== Extract ==

Governing Equations¶

ERF can be run in two different modes: in the first, ERF solves the fully compressible fluid equations, in the second, ERF solves a modified set of equations which approximates the density field with the hydrostatic density and imposes the anelastic constraint on the velocity field.

In compressible mode, ERF solves partial differential equations expressing conservation of mass, momentum, potential temperature, and scalars (such as moisture variables) subject to an equation of state.

In anelastic mode, ERF solves partial differential equations expressing conservation of momentum, potential temperature, and scalars (such as moisture variables), as well the anelastic constraint on the velocity.

Below \(\rho_d, T, \theta_{d}\), and \(p\) are the dry-air density, temperature, dry potential temperature, and pressure, respectively; these variables are all defined at cell centers. \(\phi\) is an advected scalar, also defined at cell centers. \(\mathbf{u}\) and \((\rho_d \mathbf{u})\) are the velocity and momentum, respectively, and are defined on faces.

In the compressible moist formulation, the prognostic density is the dry-air density \(\rho_d\). When total moist density is needed, ERF forms it from the dry density and the water mixing ratios. In the EOS utility functions, rho denotes \(\rho_d\), and rhotheta denotes \(\rho_d \theta_d\).

Compressible Equations¶

The first three equations governing fully compressible flow are

\[ \begin{align}\begin{aligned}\frac{\partial \rho_d}{\partial t} &= - \nabla \cdot (\rho_d \mathbf{u}),\\\frac{\partial (\rho_d \mathbf{u})}{\partial t} &= - \nabla \cdot (\rho_d \mathbf{u} \mathbf{u}) - \frac{1}{1 + q_t} ( \nabla p^{\prime} - \delta_{i,3}\mathbf{B} ) - \nabla \cdot \boldsymbol{\tau} + \mathbf{F}_{u},\\\frac{\partial (\rho_d \theta_d)}{\partial t} &= - \nabla \cdot (\rho_d \mathbf{u} \theta_d) + \nabla \cdot (\rho_d \alpha_{\theta}\ \nabla \theta_d) + F_{\theta} + H_{n} + H_{p},\end{aligned}\end{align} \]

supplemented with the equation of state as given below.

===
== Data records ==

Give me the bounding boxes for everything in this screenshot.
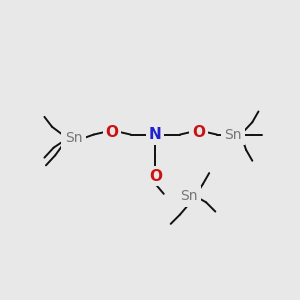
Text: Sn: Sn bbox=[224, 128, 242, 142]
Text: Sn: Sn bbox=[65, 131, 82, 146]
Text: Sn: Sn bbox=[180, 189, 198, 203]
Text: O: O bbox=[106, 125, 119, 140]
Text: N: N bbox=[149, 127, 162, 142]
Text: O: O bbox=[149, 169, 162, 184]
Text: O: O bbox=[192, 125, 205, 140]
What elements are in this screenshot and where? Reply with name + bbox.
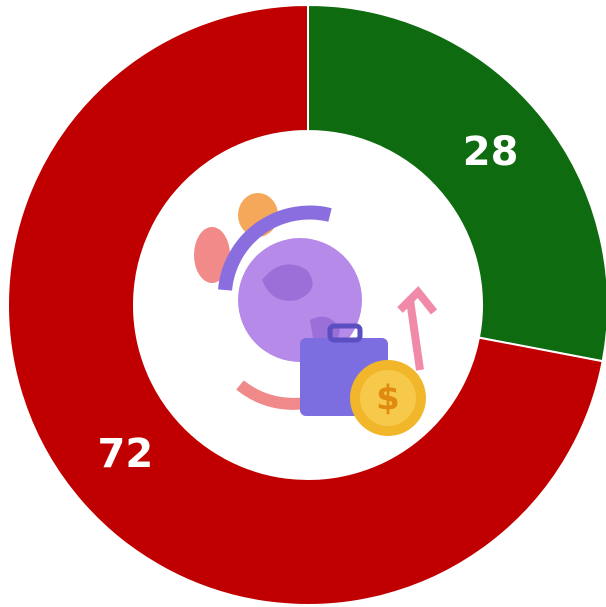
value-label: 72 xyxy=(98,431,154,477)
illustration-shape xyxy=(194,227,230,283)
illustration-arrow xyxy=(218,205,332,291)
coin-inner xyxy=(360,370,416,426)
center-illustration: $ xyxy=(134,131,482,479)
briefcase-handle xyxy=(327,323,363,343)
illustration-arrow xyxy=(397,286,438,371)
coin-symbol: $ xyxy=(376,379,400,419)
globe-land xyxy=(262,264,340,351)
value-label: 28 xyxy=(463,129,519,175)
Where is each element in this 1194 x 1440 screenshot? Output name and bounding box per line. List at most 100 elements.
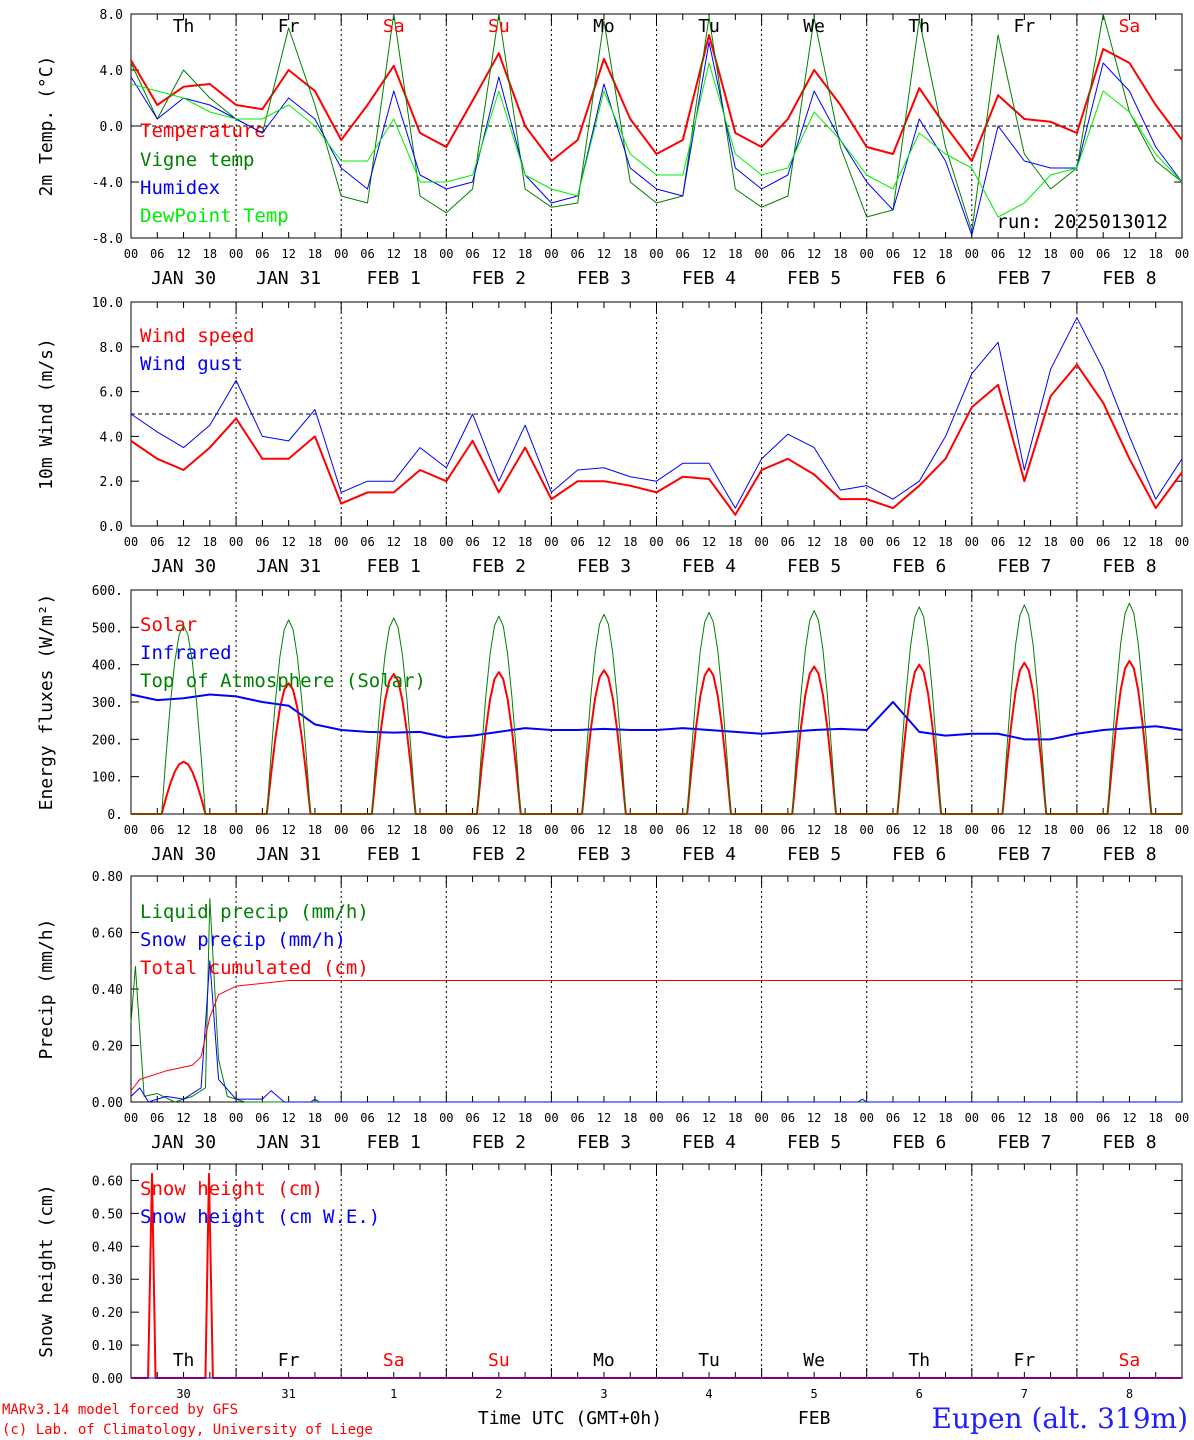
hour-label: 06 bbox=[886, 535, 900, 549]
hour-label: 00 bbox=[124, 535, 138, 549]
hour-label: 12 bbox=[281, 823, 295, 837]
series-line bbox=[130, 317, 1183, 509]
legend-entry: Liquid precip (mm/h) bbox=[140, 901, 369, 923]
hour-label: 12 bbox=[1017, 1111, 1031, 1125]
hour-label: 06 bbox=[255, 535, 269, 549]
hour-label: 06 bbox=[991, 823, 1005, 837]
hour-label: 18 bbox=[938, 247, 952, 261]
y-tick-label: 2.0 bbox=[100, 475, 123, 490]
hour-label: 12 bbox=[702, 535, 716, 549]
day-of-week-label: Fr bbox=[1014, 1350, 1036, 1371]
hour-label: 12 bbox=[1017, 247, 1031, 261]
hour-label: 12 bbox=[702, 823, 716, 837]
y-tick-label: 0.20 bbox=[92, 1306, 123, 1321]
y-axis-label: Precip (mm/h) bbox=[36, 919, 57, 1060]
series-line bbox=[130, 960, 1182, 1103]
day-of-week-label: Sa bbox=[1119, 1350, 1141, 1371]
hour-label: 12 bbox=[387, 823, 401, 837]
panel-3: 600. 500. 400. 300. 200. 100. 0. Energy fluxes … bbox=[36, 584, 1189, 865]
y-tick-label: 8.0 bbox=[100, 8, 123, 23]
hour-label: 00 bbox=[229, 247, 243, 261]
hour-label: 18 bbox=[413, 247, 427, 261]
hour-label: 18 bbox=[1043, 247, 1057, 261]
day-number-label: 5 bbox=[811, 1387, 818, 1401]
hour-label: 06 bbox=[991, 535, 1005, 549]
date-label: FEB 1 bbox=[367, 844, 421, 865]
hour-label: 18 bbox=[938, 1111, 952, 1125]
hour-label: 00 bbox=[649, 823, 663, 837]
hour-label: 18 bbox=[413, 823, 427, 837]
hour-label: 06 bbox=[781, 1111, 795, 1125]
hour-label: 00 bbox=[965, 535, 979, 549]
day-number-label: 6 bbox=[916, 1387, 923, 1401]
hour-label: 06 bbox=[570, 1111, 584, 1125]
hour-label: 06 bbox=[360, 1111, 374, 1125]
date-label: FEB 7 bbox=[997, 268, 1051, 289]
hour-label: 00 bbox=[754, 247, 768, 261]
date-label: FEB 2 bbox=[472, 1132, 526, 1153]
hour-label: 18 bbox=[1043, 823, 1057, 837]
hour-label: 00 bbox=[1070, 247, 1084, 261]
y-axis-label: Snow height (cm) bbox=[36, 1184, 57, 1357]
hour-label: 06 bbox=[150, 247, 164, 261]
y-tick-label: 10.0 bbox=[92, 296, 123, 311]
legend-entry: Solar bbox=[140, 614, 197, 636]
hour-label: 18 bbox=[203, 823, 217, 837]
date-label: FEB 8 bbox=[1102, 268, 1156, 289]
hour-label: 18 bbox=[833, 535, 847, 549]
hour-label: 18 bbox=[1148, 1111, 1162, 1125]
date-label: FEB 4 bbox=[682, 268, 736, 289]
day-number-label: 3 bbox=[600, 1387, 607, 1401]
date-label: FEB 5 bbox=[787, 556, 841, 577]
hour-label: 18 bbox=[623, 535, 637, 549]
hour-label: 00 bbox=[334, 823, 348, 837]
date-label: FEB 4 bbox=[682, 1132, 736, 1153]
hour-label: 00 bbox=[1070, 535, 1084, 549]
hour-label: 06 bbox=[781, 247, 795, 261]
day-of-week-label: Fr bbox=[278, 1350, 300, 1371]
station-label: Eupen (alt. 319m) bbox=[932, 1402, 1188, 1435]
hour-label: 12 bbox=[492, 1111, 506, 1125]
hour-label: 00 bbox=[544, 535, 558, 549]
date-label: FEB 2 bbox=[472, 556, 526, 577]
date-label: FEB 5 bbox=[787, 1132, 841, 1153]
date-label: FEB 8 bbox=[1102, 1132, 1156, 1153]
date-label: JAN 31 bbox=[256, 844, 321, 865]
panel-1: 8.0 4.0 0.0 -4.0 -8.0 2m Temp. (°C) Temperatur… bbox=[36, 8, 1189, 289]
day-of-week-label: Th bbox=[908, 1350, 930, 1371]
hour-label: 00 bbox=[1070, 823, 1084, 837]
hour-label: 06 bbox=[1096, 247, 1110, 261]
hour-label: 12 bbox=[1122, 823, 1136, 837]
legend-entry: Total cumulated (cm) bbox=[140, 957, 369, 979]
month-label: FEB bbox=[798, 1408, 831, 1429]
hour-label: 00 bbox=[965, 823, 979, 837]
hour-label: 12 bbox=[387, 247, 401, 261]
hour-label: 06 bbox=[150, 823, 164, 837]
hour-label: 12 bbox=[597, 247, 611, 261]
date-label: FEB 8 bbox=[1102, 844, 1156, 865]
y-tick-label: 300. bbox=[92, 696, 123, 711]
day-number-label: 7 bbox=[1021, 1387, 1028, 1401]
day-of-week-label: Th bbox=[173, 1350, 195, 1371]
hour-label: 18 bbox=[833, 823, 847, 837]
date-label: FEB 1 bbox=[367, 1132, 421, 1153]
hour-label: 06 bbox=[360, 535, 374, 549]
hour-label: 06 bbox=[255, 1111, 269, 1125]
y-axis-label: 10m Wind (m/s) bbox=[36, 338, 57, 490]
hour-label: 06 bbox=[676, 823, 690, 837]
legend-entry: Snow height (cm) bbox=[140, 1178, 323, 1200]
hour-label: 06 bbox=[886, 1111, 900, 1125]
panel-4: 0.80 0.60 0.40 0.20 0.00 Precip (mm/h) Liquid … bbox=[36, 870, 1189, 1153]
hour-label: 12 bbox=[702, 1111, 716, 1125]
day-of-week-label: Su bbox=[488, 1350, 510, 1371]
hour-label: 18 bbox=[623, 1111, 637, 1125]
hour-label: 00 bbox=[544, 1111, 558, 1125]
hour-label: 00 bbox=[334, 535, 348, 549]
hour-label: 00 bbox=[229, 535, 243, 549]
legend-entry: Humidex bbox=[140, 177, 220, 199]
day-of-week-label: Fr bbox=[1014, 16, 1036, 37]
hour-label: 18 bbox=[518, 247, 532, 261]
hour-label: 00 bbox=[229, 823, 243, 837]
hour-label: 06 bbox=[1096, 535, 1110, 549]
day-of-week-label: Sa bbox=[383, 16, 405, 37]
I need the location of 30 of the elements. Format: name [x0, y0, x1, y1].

===

• [Exercise tasks]:
[1] Transcribe the ERF equations text word for word, starting at the words "In compressible mode, ERF" and ending after the words "equation of state.".
[2] Express the lines of the rows from the one containing "Text: Sn: Sn bbox=[224, 128, 242, 142]" through the one containing "What elements are", both included, as a numbered list, leaving out any blank lines.

• [Task-by-task answers]:
[1]
In compressible mode, ERF solves partial differential equations expressing conservation of mass, momentum, potential temperature, and scalars (such as moisture variables) subject to an equation of state.

[2]
1. Text: Sn: Sn bbox=[224, 128, 242, 142]
2. Text: Sn: Sn bbox=[65, 131, 82, 146]
3. Text: Sn: Sn bbox=[180, 189, 198, 203]
4. Text: O: O bbox=[106, 125, 119, 140]
5. Text: N: N bbox=[149, 127, 162, 142]
6. Text: O: O bbox=[149, 169, 162, 184]
7. Text: O: O bbox=[192, 125, 205, 140]
8. What elements are in this screenshot and where? Reply with name + bbox.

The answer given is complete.